EXERCISE: Find how many lines in the data below include the word "TONUSDT", then write only that number.

RECORDS TO USE:
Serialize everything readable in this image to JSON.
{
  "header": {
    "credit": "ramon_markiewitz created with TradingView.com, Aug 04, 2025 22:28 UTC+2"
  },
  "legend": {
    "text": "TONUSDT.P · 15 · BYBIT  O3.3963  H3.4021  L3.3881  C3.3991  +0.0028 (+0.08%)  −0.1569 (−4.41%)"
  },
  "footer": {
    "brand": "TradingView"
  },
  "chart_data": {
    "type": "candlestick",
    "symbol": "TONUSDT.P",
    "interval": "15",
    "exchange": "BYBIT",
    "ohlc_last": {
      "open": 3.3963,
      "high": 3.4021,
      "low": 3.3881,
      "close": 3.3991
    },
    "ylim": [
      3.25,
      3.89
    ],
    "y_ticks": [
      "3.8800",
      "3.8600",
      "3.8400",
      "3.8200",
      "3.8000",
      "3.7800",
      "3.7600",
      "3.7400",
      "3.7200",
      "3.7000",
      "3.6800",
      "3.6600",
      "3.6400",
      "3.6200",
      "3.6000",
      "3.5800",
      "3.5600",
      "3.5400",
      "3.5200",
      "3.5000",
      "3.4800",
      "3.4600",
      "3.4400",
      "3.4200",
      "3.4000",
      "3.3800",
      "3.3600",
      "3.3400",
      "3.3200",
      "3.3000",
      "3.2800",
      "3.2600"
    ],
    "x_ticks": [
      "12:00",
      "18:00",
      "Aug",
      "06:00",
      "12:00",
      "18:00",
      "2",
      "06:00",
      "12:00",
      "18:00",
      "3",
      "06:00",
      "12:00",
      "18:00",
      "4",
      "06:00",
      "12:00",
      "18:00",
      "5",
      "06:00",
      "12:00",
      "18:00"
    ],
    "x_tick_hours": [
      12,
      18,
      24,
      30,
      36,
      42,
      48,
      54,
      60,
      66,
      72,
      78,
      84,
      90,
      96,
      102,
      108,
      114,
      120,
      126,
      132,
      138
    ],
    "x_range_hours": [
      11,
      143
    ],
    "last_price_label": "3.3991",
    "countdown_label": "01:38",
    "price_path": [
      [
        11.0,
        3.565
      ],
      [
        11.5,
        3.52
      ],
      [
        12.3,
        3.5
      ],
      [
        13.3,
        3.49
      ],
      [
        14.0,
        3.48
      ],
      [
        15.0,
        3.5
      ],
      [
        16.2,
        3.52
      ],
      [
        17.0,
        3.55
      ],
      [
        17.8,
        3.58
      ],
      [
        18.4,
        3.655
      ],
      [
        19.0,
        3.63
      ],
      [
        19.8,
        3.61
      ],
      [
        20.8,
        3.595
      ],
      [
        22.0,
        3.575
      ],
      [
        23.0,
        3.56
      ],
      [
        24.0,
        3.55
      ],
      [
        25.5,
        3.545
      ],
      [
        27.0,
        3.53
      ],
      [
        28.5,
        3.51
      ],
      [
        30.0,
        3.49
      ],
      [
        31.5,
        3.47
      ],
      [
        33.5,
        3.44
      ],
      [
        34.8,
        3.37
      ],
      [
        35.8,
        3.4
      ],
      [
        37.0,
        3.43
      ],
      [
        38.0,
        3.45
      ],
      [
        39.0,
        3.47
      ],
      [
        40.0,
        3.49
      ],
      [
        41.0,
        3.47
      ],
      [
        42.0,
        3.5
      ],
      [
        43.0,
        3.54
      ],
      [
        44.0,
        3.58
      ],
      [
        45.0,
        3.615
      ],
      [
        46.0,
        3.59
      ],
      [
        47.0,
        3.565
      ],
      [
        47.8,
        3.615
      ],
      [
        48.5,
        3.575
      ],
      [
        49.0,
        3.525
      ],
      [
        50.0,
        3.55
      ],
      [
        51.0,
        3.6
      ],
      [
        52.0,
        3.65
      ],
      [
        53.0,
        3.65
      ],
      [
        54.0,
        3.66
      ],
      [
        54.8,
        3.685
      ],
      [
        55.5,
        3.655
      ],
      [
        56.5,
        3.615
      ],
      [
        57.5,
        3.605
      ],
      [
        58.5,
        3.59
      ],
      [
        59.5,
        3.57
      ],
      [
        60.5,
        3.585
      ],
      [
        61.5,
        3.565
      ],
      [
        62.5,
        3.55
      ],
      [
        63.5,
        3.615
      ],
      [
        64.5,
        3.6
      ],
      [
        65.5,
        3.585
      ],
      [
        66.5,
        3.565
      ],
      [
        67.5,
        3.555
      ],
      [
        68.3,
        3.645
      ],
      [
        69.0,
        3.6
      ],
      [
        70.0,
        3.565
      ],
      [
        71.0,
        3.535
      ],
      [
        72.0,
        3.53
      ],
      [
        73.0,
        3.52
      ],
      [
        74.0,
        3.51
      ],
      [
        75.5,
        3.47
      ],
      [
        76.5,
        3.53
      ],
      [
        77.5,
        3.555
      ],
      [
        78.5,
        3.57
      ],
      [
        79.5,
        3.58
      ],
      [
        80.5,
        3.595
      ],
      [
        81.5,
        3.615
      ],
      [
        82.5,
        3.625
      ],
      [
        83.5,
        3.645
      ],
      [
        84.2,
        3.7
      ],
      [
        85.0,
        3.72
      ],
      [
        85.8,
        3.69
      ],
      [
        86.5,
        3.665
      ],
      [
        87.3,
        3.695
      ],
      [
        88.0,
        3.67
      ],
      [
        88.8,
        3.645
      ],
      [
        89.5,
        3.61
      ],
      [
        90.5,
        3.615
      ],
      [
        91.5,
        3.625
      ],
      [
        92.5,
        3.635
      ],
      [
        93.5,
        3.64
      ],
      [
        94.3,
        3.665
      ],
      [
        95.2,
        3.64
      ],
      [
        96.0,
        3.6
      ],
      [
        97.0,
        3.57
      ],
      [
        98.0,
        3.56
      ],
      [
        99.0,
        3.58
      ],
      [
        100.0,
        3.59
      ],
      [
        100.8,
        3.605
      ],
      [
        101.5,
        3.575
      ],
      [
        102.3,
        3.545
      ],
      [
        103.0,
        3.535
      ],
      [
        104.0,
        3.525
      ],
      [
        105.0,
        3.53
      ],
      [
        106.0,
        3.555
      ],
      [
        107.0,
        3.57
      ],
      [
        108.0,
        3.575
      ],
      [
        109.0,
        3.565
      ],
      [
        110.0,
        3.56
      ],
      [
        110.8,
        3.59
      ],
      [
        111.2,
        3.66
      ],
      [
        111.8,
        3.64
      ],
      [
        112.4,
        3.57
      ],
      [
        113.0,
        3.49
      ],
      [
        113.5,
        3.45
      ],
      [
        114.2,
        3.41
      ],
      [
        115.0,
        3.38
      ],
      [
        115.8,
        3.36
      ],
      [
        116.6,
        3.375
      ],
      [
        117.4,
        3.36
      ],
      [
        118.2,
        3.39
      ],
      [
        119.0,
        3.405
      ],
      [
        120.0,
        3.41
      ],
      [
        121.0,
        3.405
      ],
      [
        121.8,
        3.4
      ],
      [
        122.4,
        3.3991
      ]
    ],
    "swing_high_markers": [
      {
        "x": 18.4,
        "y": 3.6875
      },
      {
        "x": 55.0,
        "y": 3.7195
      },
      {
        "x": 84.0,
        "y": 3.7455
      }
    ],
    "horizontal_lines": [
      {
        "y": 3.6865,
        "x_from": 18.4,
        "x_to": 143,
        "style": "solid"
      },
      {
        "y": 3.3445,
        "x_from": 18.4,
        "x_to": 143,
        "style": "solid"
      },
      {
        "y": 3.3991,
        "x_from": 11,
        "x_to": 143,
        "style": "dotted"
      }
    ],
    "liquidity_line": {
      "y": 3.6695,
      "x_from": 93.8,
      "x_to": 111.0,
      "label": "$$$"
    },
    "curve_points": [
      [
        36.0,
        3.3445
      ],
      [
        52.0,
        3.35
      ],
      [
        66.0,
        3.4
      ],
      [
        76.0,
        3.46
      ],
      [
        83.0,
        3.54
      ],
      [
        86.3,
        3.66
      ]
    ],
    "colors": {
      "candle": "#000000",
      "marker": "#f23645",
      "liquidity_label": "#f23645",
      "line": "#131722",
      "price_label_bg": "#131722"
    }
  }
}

SOLUTION TO THIS TASK: 2